____ MATERIAL FOR THIS TASK

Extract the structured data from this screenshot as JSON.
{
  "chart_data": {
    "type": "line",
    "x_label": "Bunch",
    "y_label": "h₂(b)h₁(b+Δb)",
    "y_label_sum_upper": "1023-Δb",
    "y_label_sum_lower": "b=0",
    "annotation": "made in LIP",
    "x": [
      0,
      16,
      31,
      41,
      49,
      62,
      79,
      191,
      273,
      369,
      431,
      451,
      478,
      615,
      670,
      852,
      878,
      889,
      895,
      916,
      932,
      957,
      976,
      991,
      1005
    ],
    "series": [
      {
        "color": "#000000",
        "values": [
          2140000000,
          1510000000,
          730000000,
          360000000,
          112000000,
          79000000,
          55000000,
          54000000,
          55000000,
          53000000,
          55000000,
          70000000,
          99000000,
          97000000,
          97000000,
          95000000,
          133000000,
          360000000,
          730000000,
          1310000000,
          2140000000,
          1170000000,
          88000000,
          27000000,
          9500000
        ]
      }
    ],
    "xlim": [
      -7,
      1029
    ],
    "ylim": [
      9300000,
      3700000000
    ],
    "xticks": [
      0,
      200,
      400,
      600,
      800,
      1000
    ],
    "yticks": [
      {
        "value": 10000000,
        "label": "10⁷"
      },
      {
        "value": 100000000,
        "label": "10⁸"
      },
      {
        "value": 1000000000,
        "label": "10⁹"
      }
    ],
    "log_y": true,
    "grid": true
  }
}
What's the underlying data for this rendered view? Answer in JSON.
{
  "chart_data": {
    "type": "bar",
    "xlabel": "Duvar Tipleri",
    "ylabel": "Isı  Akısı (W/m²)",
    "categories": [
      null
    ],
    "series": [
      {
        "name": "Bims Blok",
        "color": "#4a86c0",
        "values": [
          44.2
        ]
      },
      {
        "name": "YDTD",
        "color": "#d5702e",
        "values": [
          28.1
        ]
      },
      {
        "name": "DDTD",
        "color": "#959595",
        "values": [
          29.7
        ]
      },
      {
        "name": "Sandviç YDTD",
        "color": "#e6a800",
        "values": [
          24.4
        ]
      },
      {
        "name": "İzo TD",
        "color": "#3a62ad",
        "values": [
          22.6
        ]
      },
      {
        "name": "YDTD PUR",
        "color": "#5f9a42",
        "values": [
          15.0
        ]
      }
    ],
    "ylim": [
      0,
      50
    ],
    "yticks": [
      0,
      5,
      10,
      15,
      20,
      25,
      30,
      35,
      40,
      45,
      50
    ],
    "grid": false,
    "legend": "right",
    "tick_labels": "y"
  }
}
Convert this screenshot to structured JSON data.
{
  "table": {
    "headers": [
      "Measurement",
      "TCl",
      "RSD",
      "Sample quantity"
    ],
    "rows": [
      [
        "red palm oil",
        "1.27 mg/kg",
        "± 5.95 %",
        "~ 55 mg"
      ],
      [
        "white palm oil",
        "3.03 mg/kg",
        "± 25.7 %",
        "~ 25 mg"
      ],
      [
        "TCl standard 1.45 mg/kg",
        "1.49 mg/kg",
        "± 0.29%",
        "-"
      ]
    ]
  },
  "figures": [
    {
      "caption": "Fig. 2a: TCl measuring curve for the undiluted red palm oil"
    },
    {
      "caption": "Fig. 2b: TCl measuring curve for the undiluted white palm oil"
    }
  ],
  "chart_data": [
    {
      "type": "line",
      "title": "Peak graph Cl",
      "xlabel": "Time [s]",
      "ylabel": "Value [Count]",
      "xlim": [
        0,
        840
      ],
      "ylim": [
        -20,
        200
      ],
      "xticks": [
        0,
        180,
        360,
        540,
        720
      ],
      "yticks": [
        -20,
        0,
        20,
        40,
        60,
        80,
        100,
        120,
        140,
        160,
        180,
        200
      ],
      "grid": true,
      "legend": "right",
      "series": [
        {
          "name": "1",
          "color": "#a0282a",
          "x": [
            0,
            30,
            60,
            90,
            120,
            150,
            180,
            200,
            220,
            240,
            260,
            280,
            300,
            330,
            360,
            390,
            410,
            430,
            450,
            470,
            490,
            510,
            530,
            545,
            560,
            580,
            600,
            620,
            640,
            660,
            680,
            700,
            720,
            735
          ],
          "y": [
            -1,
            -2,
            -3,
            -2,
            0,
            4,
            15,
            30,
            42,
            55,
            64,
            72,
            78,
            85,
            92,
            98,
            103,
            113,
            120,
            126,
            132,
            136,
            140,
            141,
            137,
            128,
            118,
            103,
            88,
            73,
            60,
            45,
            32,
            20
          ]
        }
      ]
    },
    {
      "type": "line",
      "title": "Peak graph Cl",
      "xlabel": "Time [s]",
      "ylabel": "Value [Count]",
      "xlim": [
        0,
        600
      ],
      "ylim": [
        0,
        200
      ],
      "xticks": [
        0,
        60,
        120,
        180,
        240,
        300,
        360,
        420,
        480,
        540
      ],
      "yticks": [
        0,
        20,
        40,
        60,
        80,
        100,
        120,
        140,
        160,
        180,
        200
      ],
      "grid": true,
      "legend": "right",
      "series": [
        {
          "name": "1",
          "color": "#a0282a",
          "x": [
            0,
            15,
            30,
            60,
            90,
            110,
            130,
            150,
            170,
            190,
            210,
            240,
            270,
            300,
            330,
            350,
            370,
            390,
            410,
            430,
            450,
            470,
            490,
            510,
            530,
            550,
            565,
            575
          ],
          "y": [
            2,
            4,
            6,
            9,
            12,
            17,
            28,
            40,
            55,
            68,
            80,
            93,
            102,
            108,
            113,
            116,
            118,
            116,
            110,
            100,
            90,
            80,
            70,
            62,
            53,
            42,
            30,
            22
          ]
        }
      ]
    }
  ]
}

________

= WHAT IS ASKED =
Write out every line of the records exactly.

= EXERCISE OUTPUT =
Extract the structured data from this screenshot as JSON.
{
  "chart_data": {
    "type": "line",
    "x_label": "Bunch",
    "y_label": "h₂(b)h₁(b+Δb)",
    "y_label_sum_upper": "1023-Δb",
    "y_label_sum_lower": "b=0",
    "annotation": "made in LIP",
    "x": [
      0,
      16,
      31,
      41,
      49,
      62,
      79,
      191,
      273,
      369,
      431,
      451,
      478,
      615,
      670,
      852,
      878,
      889,
      895,
      916,
      932,
      957,
      976,
      991,
      1005
    ],
    "series": [
      {
        "color": "#000000",
        "values": [
          2140000000,
          1510000000,
          730000000,
          360000000,
          112000000,
          79000000,
          55000000,
          54000000,
          55000000,
          53000000,
          55000000,
          70000000,
          99000000,
          97000000,
          97000000,
          95000000,
          133000000,
          360000000,
          730000000,
          1310000000,
          2140000000,
          1170000000,
          88000000,
          27000000,
          9500000
        ]
      }
    ],
    "xlim": [
      -7,
      1029
    ],
    "ylim": [
      9300000,
      3700000000
    ],
    "xticks": [
      0,
      200,
      400,
      600,
      800,
      1000
    ],
    "yticks": [
      {
        "value": 10000000,
        "label": "10⁷"
      },
      {
        "value": 100000000,
        "label": "10⁸"
      },
      {
        "value": 1000000000,
        "label": "10⁹"
      }
    ],
    "log_y": true,
    "grid": true
  }
}
What's the underlying data for this rendered view? Answer in JSON.
{
  "chart_data": {
    "type": "bar",
    "xlabel": "Duvar Tipleri",
    "ylabel": "Isı  Akısı (W/m²)",
    "categories": [
      null
    ],
    "series": [
      {
        "name": "Bims Blok",
        "color": "#4a86c0",
        "values": [
          44.2
        ]
      },
      {
        "name": "YDTD",
        "color": "#d5702e",
        "values": [
          28.1
        ]
      },
      {
        "name": "DDTD",
        "color": "#959595",
        "values": [
          29.7
        ]
      },
      {
        "name": "Sandviç YDTD",
        "color": "#e6a800",
        "values": [
          24.4
        ]
      },
      {
        "name": "İzo TD",
        "color": "#3a62ad",
        "values": [
          22.6
        ]
      },
      {
        "name": "YDTD PUR",
        "color": "#5f9a42",
        "values": [
          15.0
        ]
      }
    ],
    "ylim": [
      0,
      50
    ],
    "yticks": [
      0,
      5,
      10,
      15,
      20,
      25,
      30,
      35,
      40,
      45,
      50
    ],
    "grid": false,
    "legend": "right",
    "tick_labels": "y"
  }
}
Convert this screenshot to structured JSON data.
{
  "table": {
    "headers": [
      "Measurement",
      "TCl",
      "RSD",
      "Sample quantity"
    ],
    "rows": [
      [
        "red palm oil",
        "1.27 mg/kg",
        "± 5.95 %",
        "~ 55 mg"
      ],
      [
        "white palm oil",
        "3.03 mg/kg",
        "± 25.7 %",
        "~ 25 mg"
      ],
      [
        "TCl standard 1.45 mg/kg",
        "1.49 mg/kg",
        "± 0.29%",
        "-"
      ]
    ]
  },
  "figures": [
    {
      "caption": "Fig. 2a: TCl measuring curve for the undiluted red palm oil"
    },
    {
      "caption": "Fig. 2b: TCl measuring curve for the undiluted white palm oil"
    }
  ],
  "chart_data": [
    {
      "type": "line",
      "title": "Peak graph Cl",
      "xlabel": "Time [s]",
      "ylabel": "Value [Count]",
      "xlim": [
        0,
        840
      ],
      "ylim": [
        -20,
        200
      ],
      "xticks": [
        0,
        180,
        360,
        540,
        720
      ],
      "yticks": [
        -20,
        0,
        20,
        40,
        60,
        80,
        100,
        120,
        140,
        160,
        180,
        200
      ],
      "grid": true,
      "legend": "right",
      "series": [
        {
          "name": "1",
          "color": "#a0282a",
          "x": [
            0,
            30,
            60,
            90,
            120,
            150,
            180,
            200,
            220,
            240,
            260,
            280,
            300,
            330,
            360,
            390,
            410,
            430,
            450,
            470,
            490,
            510,
            530,
            545,
            560,
            580,
            600,
            620,
            640,
            660,
            680,
            700,
            720,
            735
          ],
          "y": [
            -1,
            -2,
            -3,
            -2,
            0,
            4,
            15,
            30,
            42,
            55,
            64,
            72,
            78,
            85,
            92,
            98,
            103,
            113,
            120,
            126,
            132,
            136,
            140,
            141,
            137,
            128,
            118,
            103,
            88,
            73,
            60,
            45,
            32,
            20
          ]
        }
      ]
    },
    {
      "type": "line",
      "title": "Peak graph Cl",
      "xlabel": "Time [s]",
      "ylabel": "Value [Count]",
      "xlim": [
        0,
        600
      ],
      "ylim": [
        0,
        200
      ],
      "xticks": [
        0,
        60,
        120,
        180,
        240,
        300,
        360,
        420,
        480,
        540
      ],
      "yticks": [
        0,
        20,
        40,
        60,
        80,
        100,
        120,
        140,
        160,
        180,
        200
      ],
      "grid": true,
      "legend": "right",
      "series": [
        {
          "name": "1",
          "color": "#a0282a",
          "x": [
            0,
            15,
            30,
            60,
            90,
            110,
            130,
            150,
            170,
            190,
            210,
            240,
            270,
            300,
            330,
            350,
            370,
            390,
            410,
            430,
            450,
            470,
            490,
            510,
            530,
            550,
            565,
            575
          ],
          "y": [
            2,
            4,
            6,
            9,
            12,
            17,
            28,
            40,
            55,
            68,
            80,
            93,
            102,
            108,
            113,
            116,
            118,
            116,
            110,
            100,
            90,
            80,
            70,
            62,
            53,
            42,
            30,
            22
          ]
        }
      ]
    }
  ]
}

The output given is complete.